#### AIM OF THE EXERCISE:
No images are to be carried over; print all other material exactly as it stands.

#### INPUT FOR THIS TASK:
▼

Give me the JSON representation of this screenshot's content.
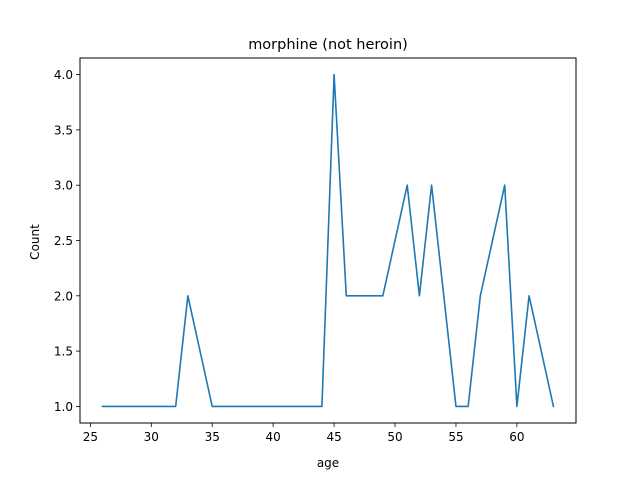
{
  "chart_data": {
    "type": "line",
    "title": "morphine (not heroin)",
    "xlabel": "age",
    "ylabel": "Count",
    "xlim": [
      24.15,
      64.85
    ],
    "ylim": [
      0.85,
      4.15
    ],
    "xticks": [
      25,
      30,
      35,
      40,
      45,
      50,
      55,
      60
    ],
    "yticks": [
      1.0,
      1.5,
      2.0,
      2.5,
      3.0,
      3.5,
      4.0
    ],
    "xtick_labels": [
      "25",
      "30",
      "35",
      "40",
      "45",
      "50",
      "55",
      "60"
    ],
    "ytick_labels": [
      "1.0",
      "1.5",
      "2.0",
      "2.5",
      "3.0",
      "3.5",
      "4.0"
    ],
    "grid": false,
    "series": [
      {
        "color": "#1f77b4",
        "x": [
          26,
          32,
          33,
          35,
          44,
          45,
          46,
          49,
          51,
          52,
          53,
          55,
          56,
          57,
          59,
          60,
          61,
          63
        ],
        "y": [
          1,
          1,
          2,
          1,
          1,
          4,
          2,
          2,
          3,
          2,
          3,
          1,
          1,
          2,
          3,
          1,
          2,
          1
        ]
      }
    ]
  }
}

▲

#### TASK RESULT:
Give me the JSON representation of this screenshot's content.
{
  "chart_data": {
    "type": "line",
    "title": "morphine (not heroin)",
    "xlabel": "age",
    "ylabel": "Count",
    "xlim": [
      24.15,
      64.85
    ],
    "ylim": [
      0.85,
      4.15
    ],
    "xticks": [
      25,
      30,
      35,
      40,
      45,
      50,
      55,
      60
    ],
    "yticks": [
      1.0,
      1.5,
      2.0,
      2.5,
      3.0,
      3.5,
      4.0
    ],
    "xtick_labels": [
      "25",
      "30",
      "35",
      "40",
      "45",
      "50",
      "55",
      "60"
    ],
    "ytick_labels": [
      "1.0",
      "1.5",
      "2.0",
      "2.5",
      "3.0",
      "3.5",
      "4.0"
    ],
    "grid": false,
    "series": [
      {
        "color": "#1f77b4",
        "x": [
          26,
          32,
          33,
          35,
          44,
          45,
          46,
          49,
          51,
          52,
          53,
          55,
          56,
          57,
          59,
          60,
          61,
          63
        ],
        "y": [
          1,
          1,
          2,
          1,
          1,
          4,
          2,
          2,
          3,
          2,
          3,
          1,
          1,
          2,
          3,
          1,
          2,
          1
        ]
      }
    ]
  }
}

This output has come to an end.